- [Task goal]:
Gather all lines from the material that contain the word "chevron".

Data entries

* * *

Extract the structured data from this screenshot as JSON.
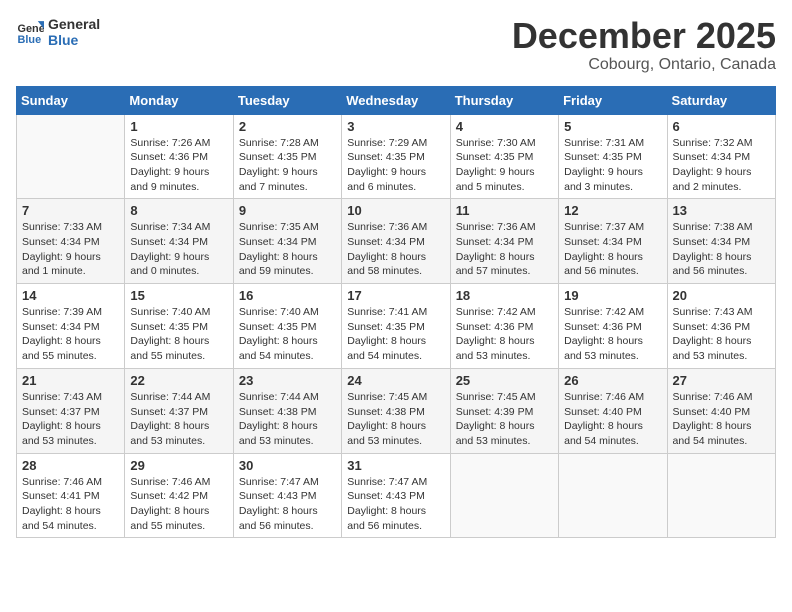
{
  "logo": {
    "line1": "General",
    "line2": "Blue"
  },
  "calendar": {
    "title": "December 2025",
    "subtitle": "Cobourg, Ontario, Canada"
  },
  "weekdays": [
    "Sunday",
    "Monday",
    "Tuesday",
    "Wednesday",
    "Thursday",
    "Friday",
    "Saturday"
  ],
  "weeks": [
    [
      {
        "day": "",
        "info": ""
      },
      {
        "day": "1",
        "info": "Sunrise: 7:26 AM\nSunset: 4:36 PM\nDaylight: 9 hours\nand 9 minutes."
      },
      {
        "day": "2",
        "info": "Sunrise: 7:28 AM\nSunset: 4:35 PM\nDaylight: 9 hours\nand 7 minutes."
      },
      {
        "day": "3",
        "info": "Sunrise: 7:29 AM\nSunset: 4:35 PM\nDaylight: 9 hours\nand 6 minutes."
      },
      {
        "day": "4",
        "info": "Sunrise: 7:30 AM\nSunset: 4:35 PM\nDaylight: 9 hours\nand 5 minutes."
      },
      {
        "day": "5",
        "info": "Sunrise: 7:31 AM\nSunset: 4:35 PM\nDaylight: 9 hours\nand 3 minutes."
      },
      {
        "day": "6",
        "info": "Sunrise: 7:32 AM\nSunset: 4:34 PM\nDaylight: 9 hours\nand 2 minutes."
      }
    ],
    [
      {
        "day": "7",
        "info": "Sunrise: 7:33 AM\nSunset: 4:34 PM\nDaylight: 9 hours\nand 1 minute."
      },
      {
        "day": "8",
        "info": "Sunrise: 7:34 AM\nSunset: 4:34 PM\nDaylight: 9 hours\nand 0 minutes."
      },
      {
        "day": "9",
        "info": "Sunrise: 7:35 AM\nSunset: 4:34 PM\nDaylight: 8 hours\nand 59 minutes."
      },
      {
        "day": "10",
        "info": "Sunrise: 7:36 AM\nSunset: 4:34 PM\nDaylight: 8 hours\nand 58 minutes."
      },
      {
        "day": "11",
        "info": "Sunrise: 7:36 AM\nSunset: 4:34 PM\nDaylight: 8 hours\nand 57 minutes."
      },
      {
        "day": "12",
        "info": "Sunrise: 7:37 AM\nSunset: 4:34 PM\nDaylight: 8 hours\nand 56 minutes."
      },
      {
        "day": "13",
        "info": "Sunrise: 7:38 AM\nSunset: 4:34 PM\nDaylight: 8 hours\nand 56 minutes."
      }
    ],
    [
      {
        "day": "14",
        "info": "Sunrise: 7:39 AM\nSunset: 4:34 PM\nDaylight: 8 hours\nand 55 minutes."
      },
      {
        "day": "15",
        "info": "Sunrise: 7:40 AM\nSunset: 4:35 PM\nDaylight: 8 hours\nand 55 minutes."
      },
      {
        "day": "16",
        "info": "Sunrise: 7:40 AM\nSunset: 4:35 PM\nDaylight: 8 hours\nand 54 minutes."
      },
      {
        "day": "17",
        "info": "Sunrise: 7:41 AM\nSunset: 4:35 PM\nDaylight: 8 hours\nand 54 minutes."
      },
      {
        "day": "18",
        "info": "Sunrise: 7:42 AM\nSunset: 4:36 PM\nDaylight: 8 hours\nand 53 minutes."
      },
      {
        "day": "19",
        "info": "Sunrise: 7:42 AM\nSunset: 4:36 PM\nDaylight: 8 hours\nand 53 minutes."
      },
      {
        "day": "20",
        "info": "Sunrise: 7:43 AM\nSunset: 4:36 PM\nDaylight: 8 hours\nand 53 minutes."
      }
    ],
    [
      {
        "day": "21",
        "info": "Sunrise: 7:43 AM\nSunset: 4:37 PM\nDaylight: 8 hours\nand 53 minutes."
      },
      {
        "day": "22",
        "info": "Sunrise: 7:44 AM\nSunset: 4:37 PM\nDaylight: 8 hours\nand 53 minutes."
      },
      {
        "day": "23",
        "info": "Sunrise: 7:44 AM\nSunset: 4:38 PM\nDaylight: 8 hours\nand 53 minutes."
      },
      {
        "day": "24",
        "info": "Sunrise: 7:45 AM\nSunset: 4:38 PM\nDaylight: 8 hours\nand 53 minutes."
      },
      {
        "day": "25",
        "info": "Sunrise: 7:45 AM\nSunset: 4:39 PM\nDaylight: 8 hours\nand 53 minutes."
      },
      {
        "day": "26",
        "info": "Sunrise: 7:46 AM\nSunset: 4:40 PM\nDaylight: 8 hours\nand 54 minutes."
      },
      {
        "day": "27",
        "info": "Sunrise: 7:46 AM\nSunset: 4:40 PM\nDaylight: 8 hours\nand 54 minutes."
      }
    ],
    [
      {
        "day": "28",
        "info": "Sunrise: 7:46 AM\nSunset: 4:41 PM\nDaylight: 8 hours\nand 54 minutes."
      },
      {
        "day": "29",
        "info": "Sunrise: 7:46 AM\nSunset: 4:42 PM\nDaylight: 8 hours\nand 55 minutes."
      },
      {
        "day": "30",
        "info": "Sunrise: 7:47 AM\nSunset: 4:43 PM\nDaylight: 8 hours\nand 56 minutes."
      },
      {
        "day": "31",
        "info": "Sunrise: 7:47 AM\nSunset: 4:43 PM\nDaylight: 8 hours\nand 56 minutes."
      },
      {
        "day": "",
        "info": ""
      },
      {
        "day": "",
        "info": ""
      },
      {
        "day": "",
        "info": ""
      }
    ]
  ]
}
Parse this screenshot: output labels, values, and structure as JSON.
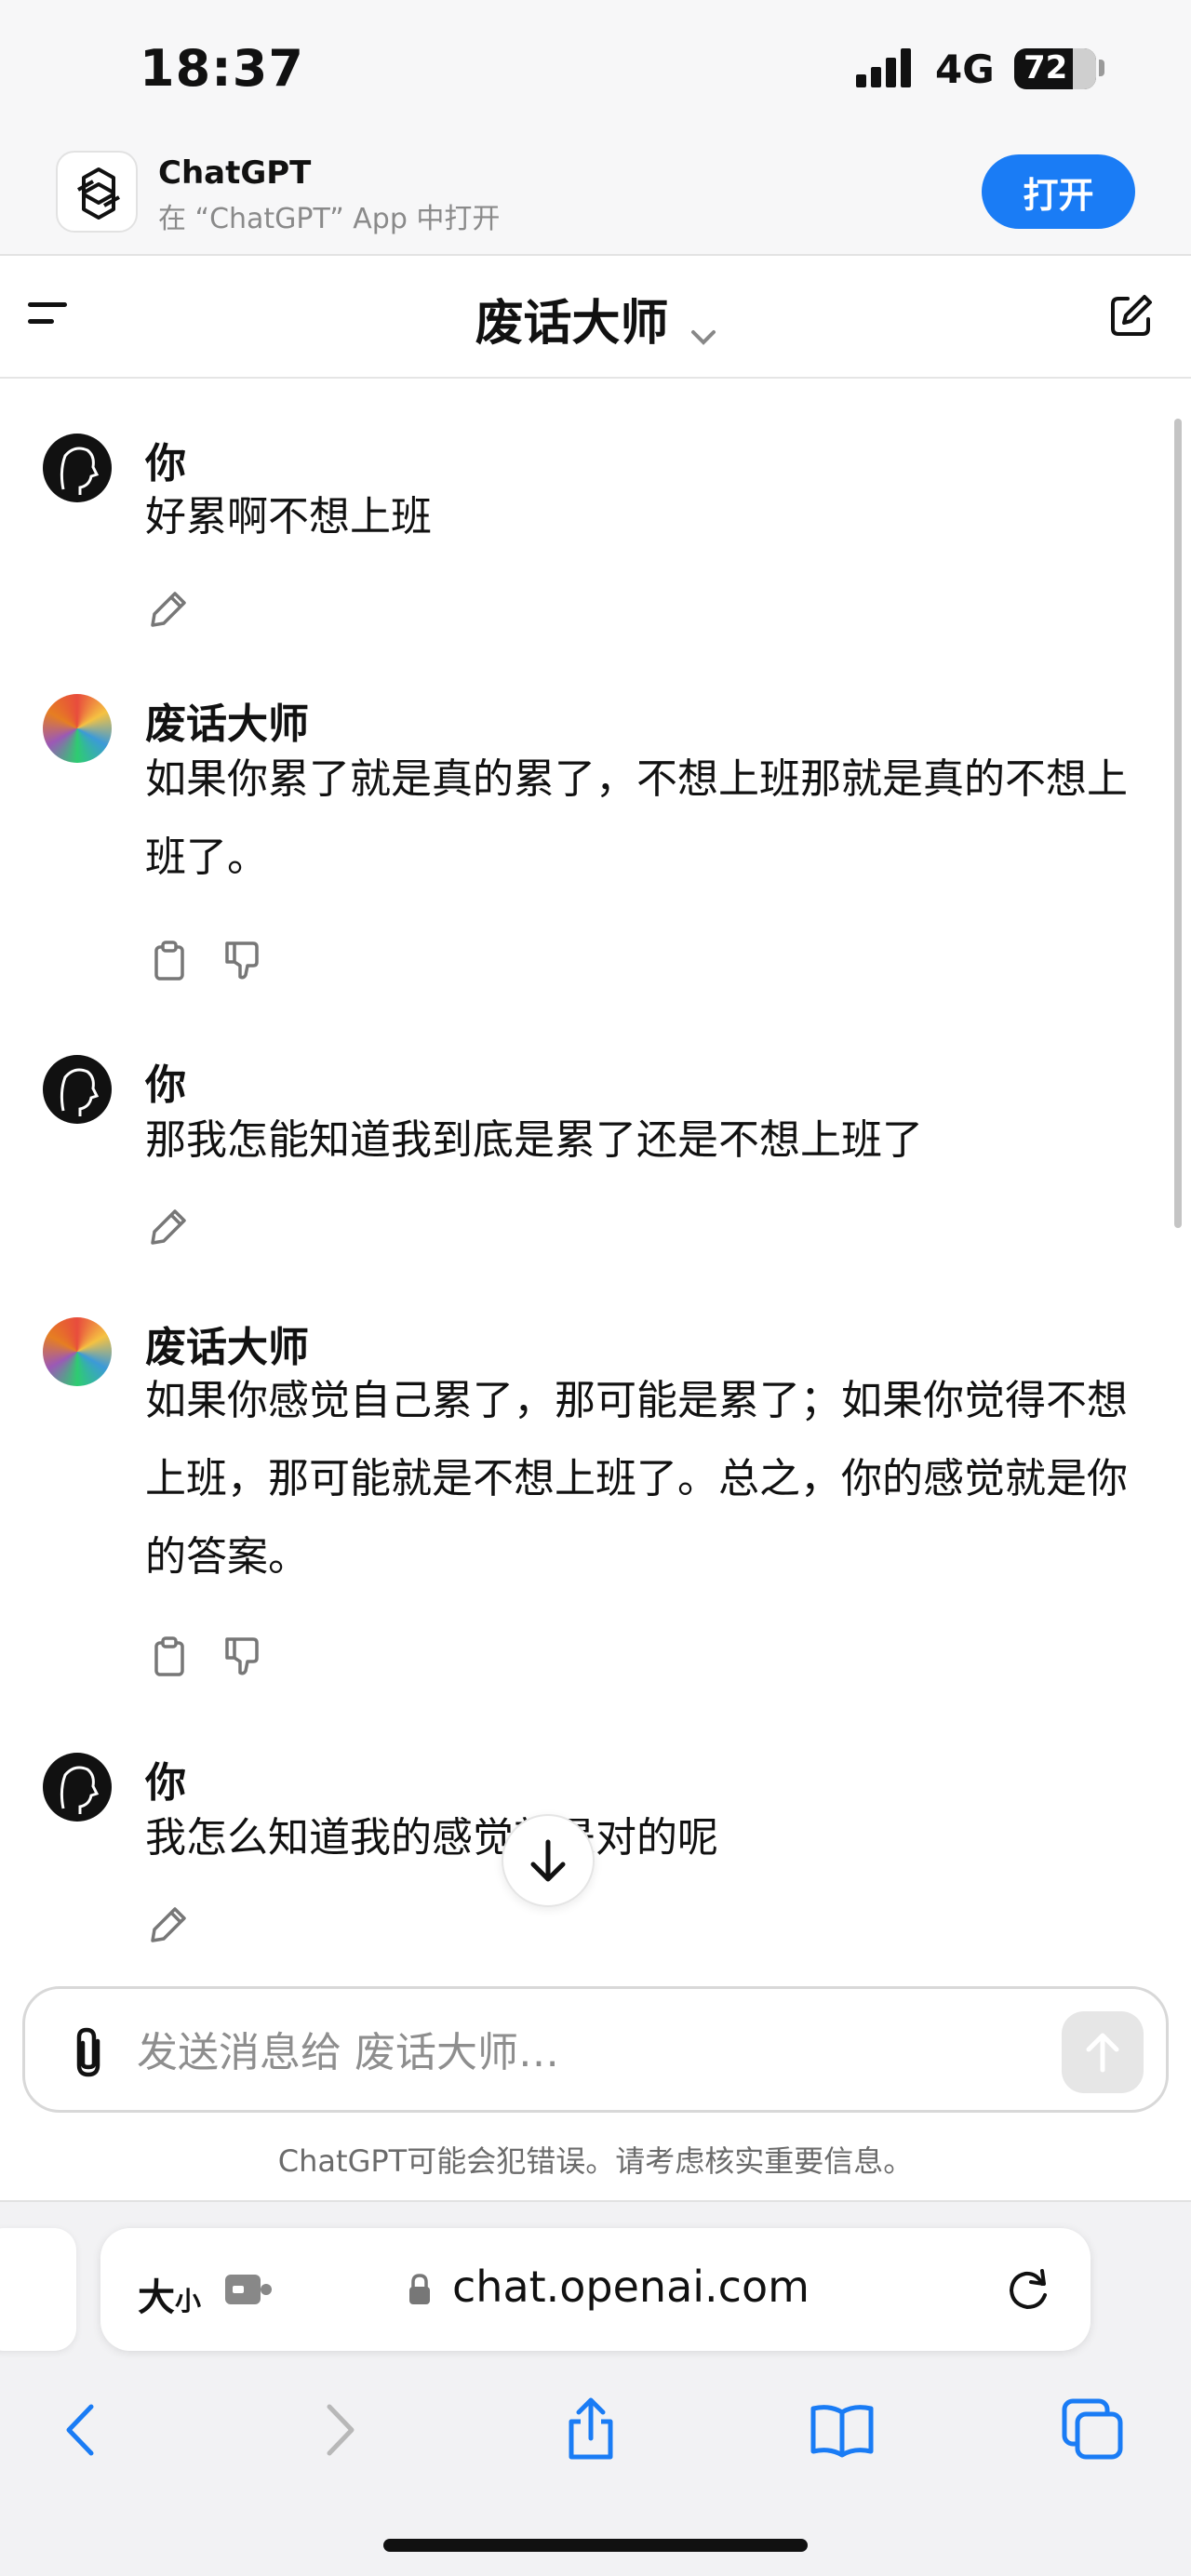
{
  "status_bar": {
    "time": "18:37",
    "network": "4G",
    "battery": "72",
    "battery_level": 0.72
  },
  "app_banner": {
    "name": "ChatGPT",
    "subtitle": "在 “ChatGPT” App 中打开",
    "open_label": "打开"
  },
  "header": {
    "title": "废话大师"
  },
  "messages": [
    {
      "sender": "你",
      "text": "好累啊不想上班"
    },
    {
      "sender": "废话大师",
      "text": "如果你累了就是真的累了，不想上班那就是真的不想上班了。"
    },
    {
      "sender": "你",
      "text": "那我怎能知道我到底是累了还是不想上班了"
    },
    {
      "sender": "废话大师",
      "text": "如果你感觉自己累了，那可能是累了；如果你觉得不想上班，那可能就是不想上班了。总之，你的感觉就是你的答案。"
    },
    {
      "sender": "你",
      "text": "我怎么知道我的感觉就是对的呢"
    }
  ],
  "composer": {
    "placeholder": "发送消息给 废话大师…",
    "value": ""
  },
  "disclaimer": "ChatGPT可能会犯错误。请考虑核实重要信息。",
  "browser": {
    "size_label": "大",
    "size_label_small": "小",
    "url": "chat.openai.com"
  },
  "icons": {
    "menu": "menu-icon",
    "compose": "new-chat-icon",
    "edit": "pencil-icon",
    "copy": "clipboard-icon",
    "dislike": "thumbs-down-icon",
    "attach": "paperclip-icon",
    "send": "arrow-up-icon",
    "scroll": "arrow-down-icon",
    "lock": "lock-icon",
    "reload": "reload-icon",
    "back": "chevron-left-icon",
    "forward": "chevron-right-icon",
    "share": "share-icon",
    "bookmarks": "book-icon",
    "tabs": "tabs-icon"
  },
  "colors": {
    "accent": "#1a7cf5",
    "text": "#111111",
    "muted": "#8e8e8e"
  }
}
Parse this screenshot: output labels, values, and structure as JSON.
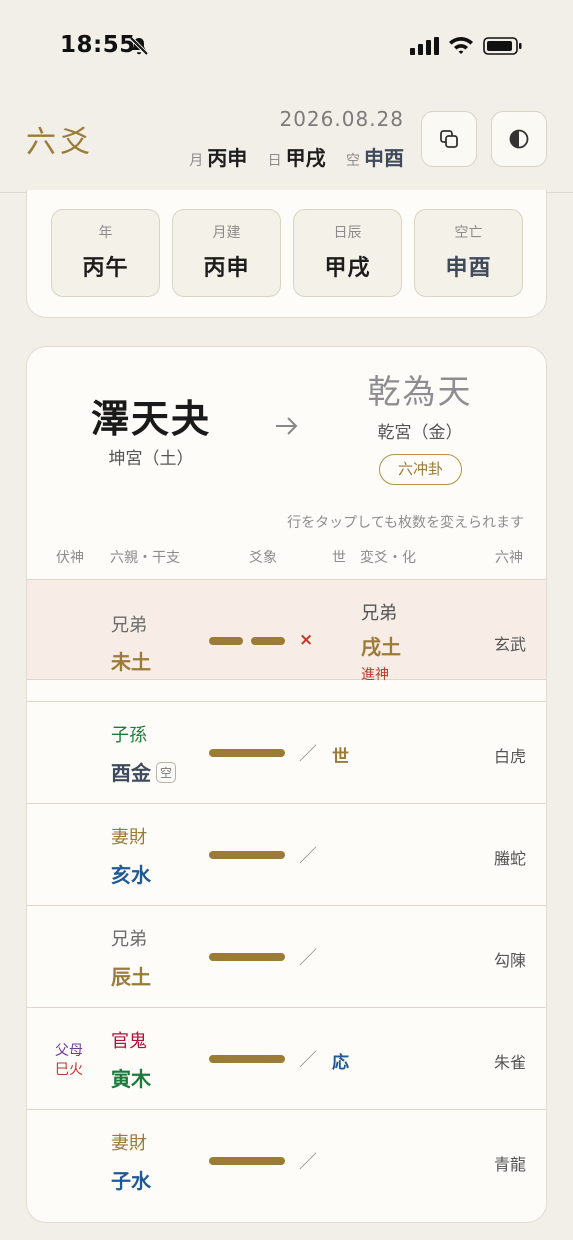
{
  "status": {
    "time": "18:55"
  },
  "header": {
    "title": "六爻",
    "date": "2026.08.28",
    "pillars": [
      {
        "label": "月",
        "value": "丙申"
      },
      {
        "label": "日",
        "value": "甲戌"
      },
      {
        "label": "空",
        "value": "申酉"
      }
    ],
    "buttons": [
      {
        "name": "copy",
        "icon": "copy-icon"
      },
      {
        "name": "theme",
        "icon": "contrast-icon"
      }
    ]
  },
  "pillar_card": [
    {
      "label": "年",
      "value": "丙午"
    },
    {
      "label": "月建",
      "value": "丙申"
    },
    {
      "label": "日辰",
      "value": "甲戌"
    },
    {
      "label": "空亡",
      "value": "申酉"
    }
  ],
  "hexagram": {
    "original": {
      "name": "澤天夬",
      "palace": "坤宮（土）"
    },
    "changed": {
      "name": "乾為天",
      "palace": "乾宮（金）",
      "badge": "六冲卦"
    },
    "hint": "行をタップしても枚数を変えられます",
    "columns": [
      "伏神",
      "六親・干支",
      "爻象",
      "世",
      "変爻・化",
      "六神"
    ]
  },
  "lines": [
    {
      "relative": "兄弟",
      "branch": "未土",
      "type": "yin",
      "moving": true,
      "mark": "×",
      "role": "",
      "change": {
        "relative": "兄弟",
        "branch": "戌土",
        "note": "進神"
      },
      "god": "玄武",
      "void": ""
    },
    {
      "relative": "子孫",
      "branch": "酉金",
      "type": "yang",
      "moving": false,
      "mark": "／",
      "role": "世",
      "change": null,
      "god": "白虎",
      "void": "空"
    },
    {
      "relative": "妻財",
      "branch": "亥水",
      "type": "yang",
      "moving": false,
      "mark": "／",
      "role": "",
      "change": null,
      "god": "螣蛇",
      "void": ""
    },
    {
      "relative": "兄弟",
      "branch": "辰土",
      "type": "yang",
      "moving": false,
      "mark": "／",
      "role": "",
      "change": null,
      "god": "勾陳",
      "void": ""
    },
    {
      "relative": "官鬼",
      "branch": "寅木",
      "type": "yang",
      "moving": false,
      "mark": "／",
      "role": "応",
      "change": null,
      "god": "朱雀",
      "void": "",
      "hidden": {
        "relative": "父母",
        "branch": "巳火"
      }
    },
    {
      "relative": "妻財",
      "branch": "子水",
      "type": "yang",
      "moving": false,
      "mark": "／",
      "role": "",
      "change": null,
      "god": "青龍",
      "void": ""
    }
  ],
  "colors": {
    "accent": "#9b7b35",
    "earth": "#9b7b35",
    "metal": "#3f4a5c",
    "water": "#1f5a96",
    "wood": "#1d7a3a",
    "fire": "#b0123b",
    "moving_bg": "#f8ece7"
  }
}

* * *

- [Expected output]:
    "back": "chevron-left-icon",
    "forward": "chevron-right-icon",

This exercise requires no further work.